▸ Stated exercise:
Your task is to repeat the entries word for word while leaving out the pictures.
——
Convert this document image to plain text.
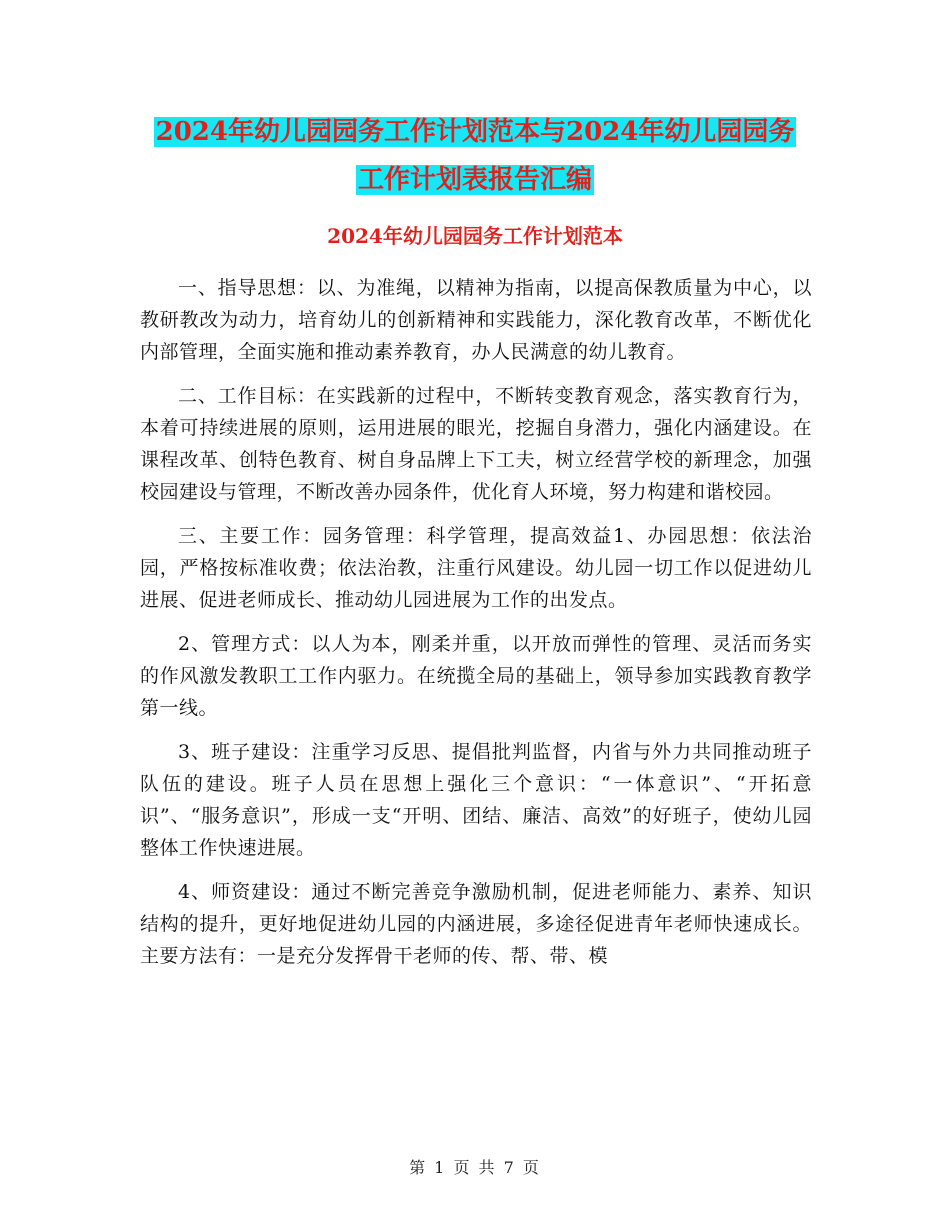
2024年幼儿园园务工作计划范本与2024年幼儿园园务
工作计划表报告汇编
2024年幼儿园园务工作计划范本

一、指导思想：以、为准绳，以精神为指南，以提高保教质量为中心，以教研教改为动力，培育幼儿的创新精神和实践能力，深化教育改革，不断优化内部管理，全面实施和推动素养教育，办人民满意的幼儿教育。

二、工作目标：在实践新的过程中，不断转变教育观念，落实教育行为，本着可持续进展的原则，运用进展的眼光，挖掘自身潜力，强化内涵建设。在课程改革、创特色教育、树自身品牌上下工夫，树立经营学校的新理念，加强校园建设与管理，不断改善办园条件，优化育人环境，努力构建和谐校园。

三、主要工作：园务管理：科学管理，提高效益1、办园思想：依法治园，严格按标准收费；依法治教，注重行风建设。幼儿园一切工作以促进幼儿进展、促进老师成长、推动幼儿园进展为工作的出发点。

2、管理方式：以人为本，刚柔并重，以开放而弹性的管理、灵活而务实的作风激发教职工工作内驱力。在统揽全局的基础上，领导参加实践教育教学第一线。

3、班子建设：注重学习反思、提倡批判监督，内省与外力共同推动班子队伍的建设。班子人员在思想上强化三个意识：“一体意识”、“开拓意识”、“服务意识”，形成一支“开明、团结、廉洁、高效”的好班子，使幼儿园整体工作快速进展。

4、师资建设：通过不断完善竞争激励机制，促进老师能力、素养、知识结构的提升，更好地促进幼儿园的内涵进展，多途径促进青年老师快速成长。主要方法有：一是充分发挥骨干老师的传、帮、带、模

第 1 页 共 7 页
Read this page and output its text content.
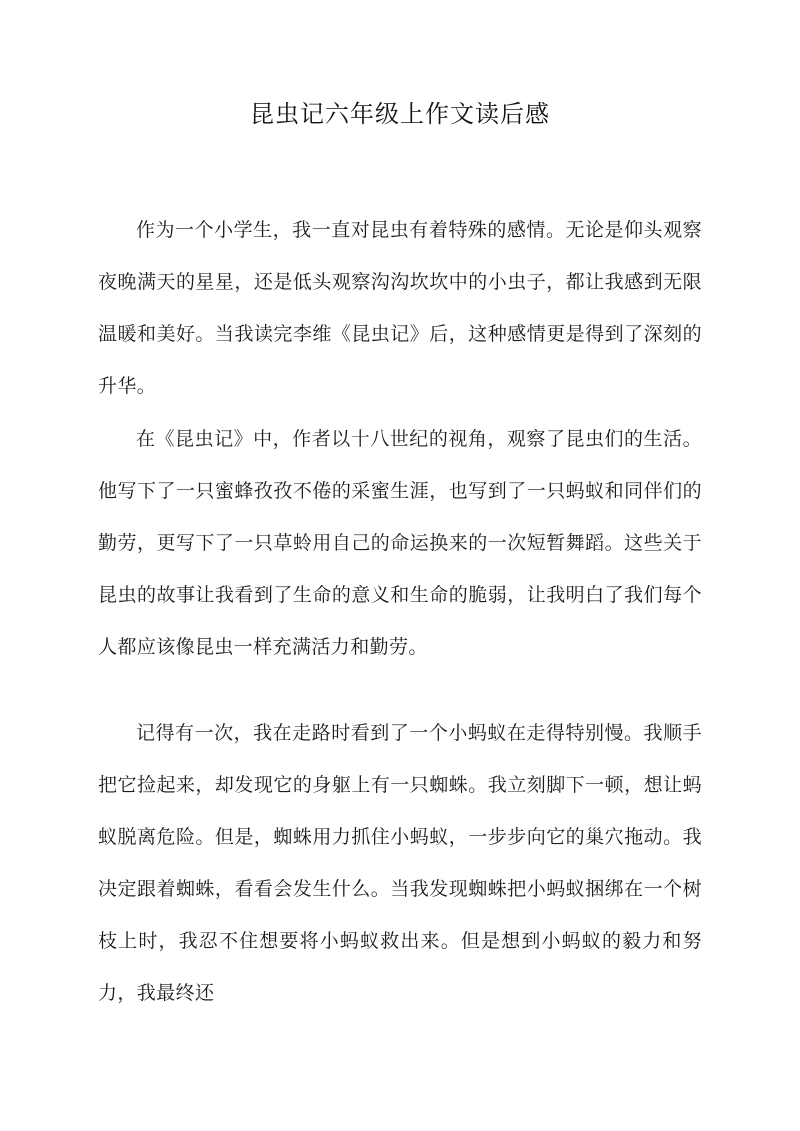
昆虫记六年级上作文读后感

作为一个小学生，我一直对昆虫有着特殊的感情。无论是仰头观察夜晚满天的星星，还是低头观察沟沟坎坎中的小虫子，都让我感到无限温暖和美好。当我读完李维《昆虫记》后，这种感情更是得到了深刻的升华。

在《昆虫记》中，作者以十八世纪的视角，观察了昆虫们的生活。他写下了一只蜜蜂孜孜不倦的采蜜生涯，也写到了一只蚂蚁和同伴们的勤劳，更写下了一只草蛉用自己的命运换来的一次短暂舞蹈。这些关于昆虫的故事让我看到了生命的意义和生命的脆弱，让我明白了我们每个人都应该像昆虫一样充满活力和勤劳。

记得有一次，我在走路时看到了一个小蚂蚁在走得特别慢。我顺手把它捡起来，却发现它的身躯上有一只蜘蛛。我立刻脚下一顿，想让蚂蚁脱离危险。但是，蜘蛛用力抓住小蚂蚁，一步步向它的巢穴拖动。我决定跟着蜘蛛，看看会发生什么。当我发现蜘蛛把小蚂蚁捆绑在一个树枝上时，我忍不住想要将小蚂蚁救出来。但是想到小蚂蚁的毅力和努力，我最终还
——
▸ Complete output:
Convert this document image to plain text.
2024年幼儿园园务工作计划范本与2024年幼儿园园务
工作计划表报告汇编
2024年幼儿园园务工作计划范本

一、指导思想：以、为准绳，以精神为指南，以提高保教质量为中心，以教研教改为动力，培育幼儿的创新精神和实践能力，深化教育改革，不断优化内部管理，全面实施和推动素养教育，办人民满意的幼儿教育。

二、工作目标：在实践新的过程中，不断转变教育观念，落实教育行为，本着可持续进展的原则，运用进展的眼光，挖掘自身潜力，强化内涵建设。在课程改革、创特色教育、树自身品牌上下工夫，树立经营学校的新理念，加强校园建设与管理，不断改善办园条件，优化育人环境，努力构建和谐校园。

三、主要工作：园务管理：科学管理，提高效益1、办园思想：依法治园，严格按标准收费；依法治教，注重行风建设。幼儿园一切工作以促进幼儿进展、促进老师成长、推动幼儿园进展为工作的出发点。

2、管理方式：以人为本，刚柔并重，以开放而弹性的管理、灵活而务实的作风激发教职工工作内驱力。在统揽全局的基础上，领导参加实践教育教学第一线。

3、班子建设：注重学习反思、提倡批判监督，内省与外力共同推动班子队伍的建设。班子人员在思想上强化三个意识：“一体意识”、“开拓意识”、“服务意识”，形成一支“开明、团结、廉洁、高效”的好班子，使幼儿园整体工作快速进展。

4、师资建设：通过不断完善竞争激励机制，促进老师能力、素养、知识结构的提升，更好地促进幼儿园的内涵进展，多途径促进青年老师快速成长。主要方法有：一是充分发挥骨干老师的传、帮、带、模

第 1 页 共 7 页
Read this page and output its text content.
昆虫记六年级上作文读后感

作为一个小学生，我一直对昆虫有着特殊的感情。无论是仰头观察夜晚满天的星星，还是低头观察沟沟坎坎中的小虫子，都让我感到无限温暖和美好。当我读完李维《昆虫记》后，这种感情更是得到了深刻的升华。

在《昆虫记》中，作者以十八世纪的视角，观察了昆虫们的生活。他写下了一只蜜蜂孜孜不倦的采蜜生涯，也写到了一只蚂蚁和同伴们的勤劳，更写下了一只草蛉用自己的命运换来的一次短暂舞蹈。这些关于昆虫的故事让我看到了生命的意义和生命的脆弱，让我明白了我们每个人都应该像昆虫一样充满活力和勤劳。

记得有一次，我在走路时看到了一个小蚂蚁在走得特别慢。我顺手把它捡起来，却发现它的身躯上有一只蜘蛛。我立刻脚下一顿，想让蚂蚁脱离危险。但是，蜘蛛用力抓住小蚂蚁，一步步向它的巢穴拖动。我决定跟着蜘蛛，看看会发生什么。当我发现蜘蛛把小蚂蚁捆绑在一个树枝上时，我忍不住想要将小蚂蚁救出来。但是想到小蚂蚁的毅力和努力，我最终还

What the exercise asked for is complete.